Requirement
Scan the material that follows. Copy every line containing the word "background".

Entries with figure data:
--------------------------------

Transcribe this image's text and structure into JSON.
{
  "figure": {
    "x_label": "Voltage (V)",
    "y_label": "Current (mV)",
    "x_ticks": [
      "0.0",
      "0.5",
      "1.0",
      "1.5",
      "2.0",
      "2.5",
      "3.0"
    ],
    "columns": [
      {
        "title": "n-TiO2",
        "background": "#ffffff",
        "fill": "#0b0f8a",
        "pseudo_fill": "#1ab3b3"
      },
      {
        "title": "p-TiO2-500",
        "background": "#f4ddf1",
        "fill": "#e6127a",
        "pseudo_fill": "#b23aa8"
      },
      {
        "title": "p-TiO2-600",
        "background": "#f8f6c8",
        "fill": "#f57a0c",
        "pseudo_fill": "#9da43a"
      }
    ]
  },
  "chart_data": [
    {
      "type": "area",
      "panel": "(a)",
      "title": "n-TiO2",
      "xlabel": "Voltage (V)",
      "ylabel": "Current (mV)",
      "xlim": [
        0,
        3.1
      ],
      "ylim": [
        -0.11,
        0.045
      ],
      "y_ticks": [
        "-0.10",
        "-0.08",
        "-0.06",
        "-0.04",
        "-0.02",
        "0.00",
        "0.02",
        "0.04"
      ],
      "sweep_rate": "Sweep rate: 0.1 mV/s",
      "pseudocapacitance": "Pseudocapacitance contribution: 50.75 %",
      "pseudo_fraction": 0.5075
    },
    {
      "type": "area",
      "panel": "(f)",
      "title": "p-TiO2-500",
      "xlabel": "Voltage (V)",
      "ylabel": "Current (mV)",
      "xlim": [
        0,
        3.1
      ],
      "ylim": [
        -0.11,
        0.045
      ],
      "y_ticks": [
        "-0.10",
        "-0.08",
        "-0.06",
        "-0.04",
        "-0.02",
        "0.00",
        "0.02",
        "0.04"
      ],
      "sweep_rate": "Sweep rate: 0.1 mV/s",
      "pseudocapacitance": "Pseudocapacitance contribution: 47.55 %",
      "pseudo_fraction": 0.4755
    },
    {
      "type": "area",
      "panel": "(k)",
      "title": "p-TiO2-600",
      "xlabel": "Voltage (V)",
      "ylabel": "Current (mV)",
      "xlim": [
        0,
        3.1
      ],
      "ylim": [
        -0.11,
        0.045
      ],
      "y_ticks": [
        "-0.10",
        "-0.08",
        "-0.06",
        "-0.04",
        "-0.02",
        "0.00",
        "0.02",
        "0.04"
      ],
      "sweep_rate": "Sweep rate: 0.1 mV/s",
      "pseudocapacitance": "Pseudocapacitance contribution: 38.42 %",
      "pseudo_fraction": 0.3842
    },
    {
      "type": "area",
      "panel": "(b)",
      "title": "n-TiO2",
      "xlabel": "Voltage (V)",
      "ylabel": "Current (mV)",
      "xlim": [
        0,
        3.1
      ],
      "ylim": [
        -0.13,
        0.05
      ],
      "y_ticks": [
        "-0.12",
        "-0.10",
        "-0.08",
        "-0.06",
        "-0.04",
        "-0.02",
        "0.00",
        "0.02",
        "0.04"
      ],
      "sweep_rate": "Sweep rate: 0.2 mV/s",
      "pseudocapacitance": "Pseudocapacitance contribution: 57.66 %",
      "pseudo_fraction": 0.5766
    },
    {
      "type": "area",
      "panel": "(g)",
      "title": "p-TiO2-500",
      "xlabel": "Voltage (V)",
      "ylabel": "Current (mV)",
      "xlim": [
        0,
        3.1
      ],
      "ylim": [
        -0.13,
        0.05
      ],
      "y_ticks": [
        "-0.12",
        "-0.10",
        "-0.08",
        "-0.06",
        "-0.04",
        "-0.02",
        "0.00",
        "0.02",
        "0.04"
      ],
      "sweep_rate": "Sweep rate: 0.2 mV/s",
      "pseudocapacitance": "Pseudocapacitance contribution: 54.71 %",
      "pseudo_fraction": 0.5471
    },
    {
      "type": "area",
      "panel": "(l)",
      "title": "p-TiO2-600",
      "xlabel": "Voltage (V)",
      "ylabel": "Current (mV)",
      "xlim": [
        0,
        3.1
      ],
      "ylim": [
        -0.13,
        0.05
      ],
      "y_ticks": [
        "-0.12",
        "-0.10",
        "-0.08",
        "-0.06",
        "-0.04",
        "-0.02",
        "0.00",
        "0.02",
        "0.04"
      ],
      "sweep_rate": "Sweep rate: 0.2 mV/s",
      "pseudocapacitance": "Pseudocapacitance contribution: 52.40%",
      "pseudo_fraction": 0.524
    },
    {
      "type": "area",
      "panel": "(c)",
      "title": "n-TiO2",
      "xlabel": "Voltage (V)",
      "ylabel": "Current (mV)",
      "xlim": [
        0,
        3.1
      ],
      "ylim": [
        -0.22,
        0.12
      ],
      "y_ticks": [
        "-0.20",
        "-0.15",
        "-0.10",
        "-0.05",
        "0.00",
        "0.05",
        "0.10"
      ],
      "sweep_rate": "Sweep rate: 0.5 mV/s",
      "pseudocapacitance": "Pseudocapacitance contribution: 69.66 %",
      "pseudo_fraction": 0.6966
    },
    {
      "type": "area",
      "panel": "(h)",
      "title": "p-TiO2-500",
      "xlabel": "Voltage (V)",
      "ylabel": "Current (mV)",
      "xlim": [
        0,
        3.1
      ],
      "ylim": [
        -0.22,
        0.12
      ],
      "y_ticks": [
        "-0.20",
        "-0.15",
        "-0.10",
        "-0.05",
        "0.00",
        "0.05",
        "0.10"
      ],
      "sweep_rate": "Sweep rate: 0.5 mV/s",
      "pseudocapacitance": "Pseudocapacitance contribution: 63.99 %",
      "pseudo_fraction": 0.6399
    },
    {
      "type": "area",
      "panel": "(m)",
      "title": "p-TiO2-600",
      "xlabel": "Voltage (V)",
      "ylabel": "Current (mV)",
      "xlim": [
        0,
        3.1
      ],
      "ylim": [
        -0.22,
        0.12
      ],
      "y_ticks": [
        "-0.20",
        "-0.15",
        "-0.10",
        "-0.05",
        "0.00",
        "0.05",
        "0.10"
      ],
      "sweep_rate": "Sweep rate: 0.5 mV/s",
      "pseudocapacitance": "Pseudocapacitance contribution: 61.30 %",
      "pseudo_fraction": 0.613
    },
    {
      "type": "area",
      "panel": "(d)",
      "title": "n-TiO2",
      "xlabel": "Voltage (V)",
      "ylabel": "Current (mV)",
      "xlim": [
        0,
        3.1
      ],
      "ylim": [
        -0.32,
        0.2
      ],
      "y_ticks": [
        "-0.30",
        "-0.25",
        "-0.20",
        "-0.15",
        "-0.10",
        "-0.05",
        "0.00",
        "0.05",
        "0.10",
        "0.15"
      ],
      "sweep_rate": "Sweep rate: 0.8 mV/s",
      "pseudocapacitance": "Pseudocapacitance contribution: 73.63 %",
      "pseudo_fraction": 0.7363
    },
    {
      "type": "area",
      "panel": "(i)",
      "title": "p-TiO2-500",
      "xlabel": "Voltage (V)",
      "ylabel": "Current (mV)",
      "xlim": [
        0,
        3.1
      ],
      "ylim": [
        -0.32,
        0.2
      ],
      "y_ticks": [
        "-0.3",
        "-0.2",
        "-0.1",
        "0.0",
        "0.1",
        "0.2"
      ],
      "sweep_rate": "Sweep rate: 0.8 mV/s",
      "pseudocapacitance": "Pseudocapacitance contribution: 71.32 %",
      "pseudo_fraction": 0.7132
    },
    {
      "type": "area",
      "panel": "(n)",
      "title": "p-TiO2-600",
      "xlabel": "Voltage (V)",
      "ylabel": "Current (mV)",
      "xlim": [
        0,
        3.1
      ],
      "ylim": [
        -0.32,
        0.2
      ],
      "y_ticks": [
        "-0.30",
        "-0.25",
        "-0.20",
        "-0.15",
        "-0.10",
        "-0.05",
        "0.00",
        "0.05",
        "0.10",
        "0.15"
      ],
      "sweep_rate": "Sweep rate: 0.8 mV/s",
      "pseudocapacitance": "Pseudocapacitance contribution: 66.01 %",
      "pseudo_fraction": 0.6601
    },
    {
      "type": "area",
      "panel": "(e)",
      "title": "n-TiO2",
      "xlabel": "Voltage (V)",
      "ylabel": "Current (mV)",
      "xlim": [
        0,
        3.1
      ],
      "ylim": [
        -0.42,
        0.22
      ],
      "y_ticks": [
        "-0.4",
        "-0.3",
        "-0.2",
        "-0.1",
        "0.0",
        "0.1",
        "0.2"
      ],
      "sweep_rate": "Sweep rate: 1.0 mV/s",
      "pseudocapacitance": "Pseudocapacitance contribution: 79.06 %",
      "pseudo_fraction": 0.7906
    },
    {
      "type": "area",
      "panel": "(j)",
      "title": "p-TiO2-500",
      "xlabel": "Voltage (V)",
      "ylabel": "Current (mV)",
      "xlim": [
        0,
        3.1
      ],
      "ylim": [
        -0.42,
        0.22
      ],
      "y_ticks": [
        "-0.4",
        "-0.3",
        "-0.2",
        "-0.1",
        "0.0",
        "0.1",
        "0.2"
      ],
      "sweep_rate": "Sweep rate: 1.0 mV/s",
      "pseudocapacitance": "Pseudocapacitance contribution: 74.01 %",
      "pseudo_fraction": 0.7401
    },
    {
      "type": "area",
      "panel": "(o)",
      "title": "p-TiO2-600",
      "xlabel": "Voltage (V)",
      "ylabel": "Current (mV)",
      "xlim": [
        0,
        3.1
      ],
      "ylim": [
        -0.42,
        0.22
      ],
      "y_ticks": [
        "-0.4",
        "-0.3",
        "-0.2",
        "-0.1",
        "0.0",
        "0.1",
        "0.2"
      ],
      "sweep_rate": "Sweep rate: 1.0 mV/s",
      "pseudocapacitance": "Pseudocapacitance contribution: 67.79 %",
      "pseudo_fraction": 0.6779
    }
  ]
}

--------------------------------

Task response
        "background": "#ffffff",
        "background": "#f4ddf1",
        "background": "#f8f6c8",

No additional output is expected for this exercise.